Look for "text" in each line of the entries, and return the matching lines.
================
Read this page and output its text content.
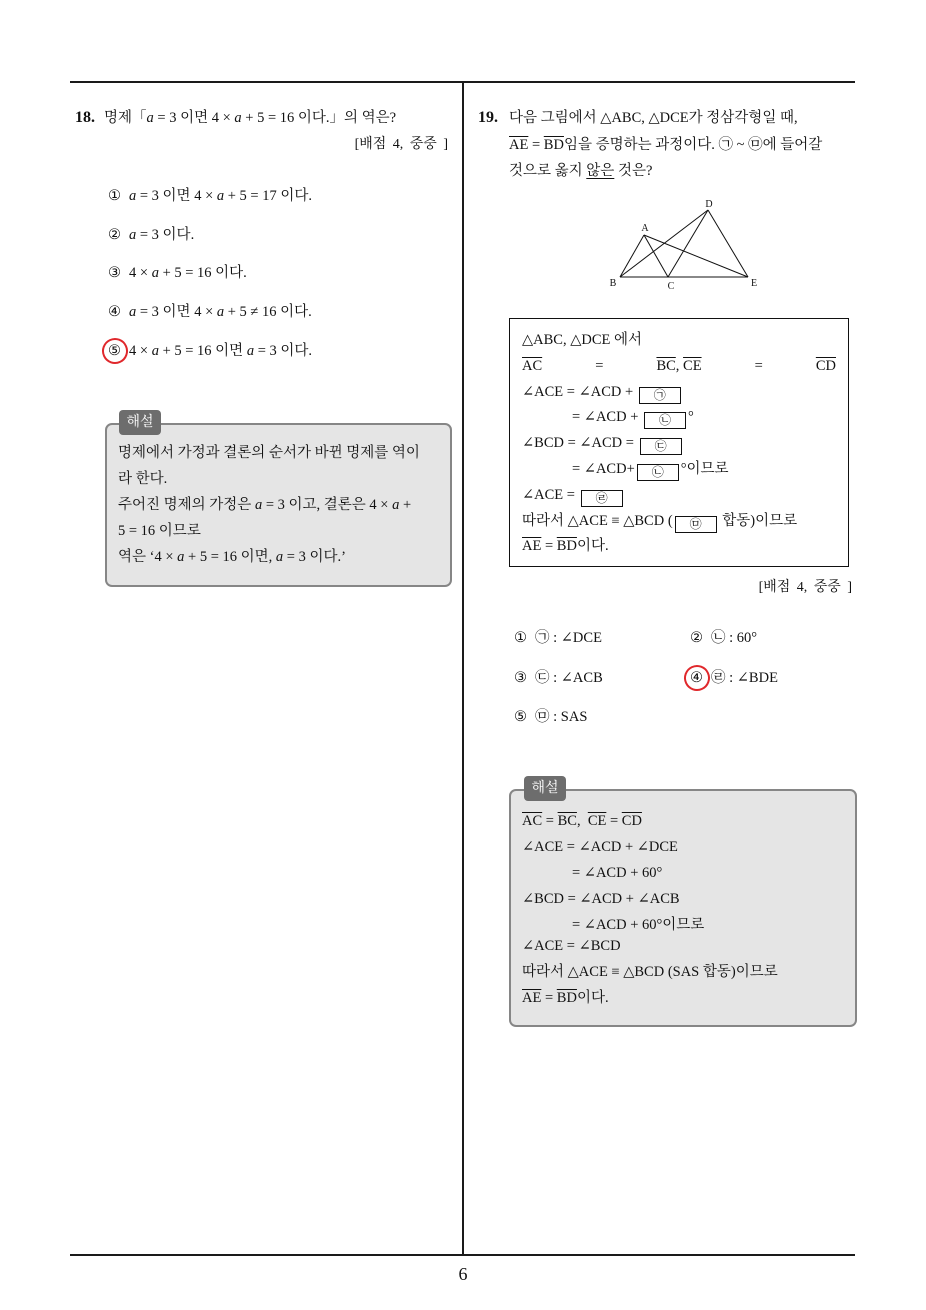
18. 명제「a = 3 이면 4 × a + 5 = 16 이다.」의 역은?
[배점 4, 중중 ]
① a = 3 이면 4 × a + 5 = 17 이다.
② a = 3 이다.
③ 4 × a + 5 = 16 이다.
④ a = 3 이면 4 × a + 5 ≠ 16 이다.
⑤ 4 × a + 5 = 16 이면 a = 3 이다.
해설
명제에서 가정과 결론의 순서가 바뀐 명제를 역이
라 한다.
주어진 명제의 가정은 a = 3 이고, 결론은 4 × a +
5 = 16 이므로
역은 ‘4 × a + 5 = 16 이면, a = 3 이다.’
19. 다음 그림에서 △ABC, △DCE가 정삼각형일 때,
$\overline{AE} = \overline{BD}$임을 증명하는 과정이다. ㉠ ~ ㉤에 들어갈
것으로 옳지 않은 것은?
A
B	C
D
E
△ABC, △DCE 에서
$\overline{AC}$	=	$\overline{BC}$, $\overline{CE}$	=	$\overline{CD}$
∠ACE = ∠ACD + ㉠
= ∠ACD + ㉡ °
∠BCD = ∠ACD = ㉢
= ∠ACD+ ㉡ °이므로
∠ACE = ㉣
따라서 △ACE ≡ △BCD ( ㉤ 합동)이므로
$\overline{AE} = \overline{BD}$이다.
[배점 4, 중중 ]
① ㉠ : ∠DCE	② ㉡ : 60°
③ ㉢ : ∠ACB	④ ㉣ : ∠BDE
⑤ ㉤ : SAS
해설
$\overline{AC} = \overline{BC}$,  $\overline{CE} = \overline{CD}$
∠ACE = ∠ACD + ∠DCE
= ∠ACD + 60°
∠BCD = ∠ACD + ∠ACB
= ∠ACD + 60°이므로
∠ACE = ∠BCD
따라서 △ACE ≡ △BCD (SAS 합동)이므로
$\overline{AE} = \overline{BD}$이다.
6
================
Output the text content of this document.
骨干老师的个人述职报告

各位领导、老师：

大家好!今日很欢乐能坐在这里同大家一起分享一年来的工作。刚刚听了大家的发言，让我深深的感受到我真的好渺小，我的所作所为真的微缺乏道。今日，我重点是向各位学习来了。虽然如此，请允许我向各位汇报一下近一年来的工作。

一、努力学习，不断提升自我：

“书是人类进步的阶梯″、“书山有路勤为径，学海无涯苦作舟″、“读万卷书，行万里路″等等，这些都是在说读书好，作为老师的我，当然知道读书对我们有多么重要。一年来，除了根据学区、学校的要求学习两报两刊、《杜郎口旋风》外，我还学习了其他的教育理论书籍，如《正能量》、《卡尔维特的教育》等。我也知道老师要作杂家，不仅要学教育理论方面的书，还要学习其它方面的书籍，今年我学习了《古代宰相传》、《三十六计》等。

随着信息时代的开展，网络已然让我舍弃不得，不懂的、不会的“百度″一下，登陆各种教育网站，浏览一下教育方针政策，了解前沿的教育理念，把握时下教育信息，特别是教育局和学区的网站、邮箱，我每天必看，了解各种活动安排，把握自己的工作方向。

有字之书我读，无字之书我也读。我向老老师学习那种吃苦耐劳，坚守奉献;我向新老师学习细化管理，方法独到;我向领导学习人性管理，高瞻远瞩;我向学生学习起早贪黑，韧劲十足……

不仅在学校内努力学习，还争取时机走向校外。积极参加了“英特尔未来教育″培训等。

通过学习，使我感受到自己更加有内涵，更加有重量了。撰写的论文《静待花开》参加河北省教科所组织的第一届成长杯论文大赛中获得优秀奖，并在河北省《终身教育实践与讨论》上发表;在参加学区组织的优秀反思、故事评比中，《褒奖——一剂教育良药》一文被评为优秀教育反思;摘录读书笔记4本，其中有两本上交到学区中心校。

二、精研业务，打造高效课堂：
================
_Written response_.
Read this page and output its text content.
Output the text content of this document.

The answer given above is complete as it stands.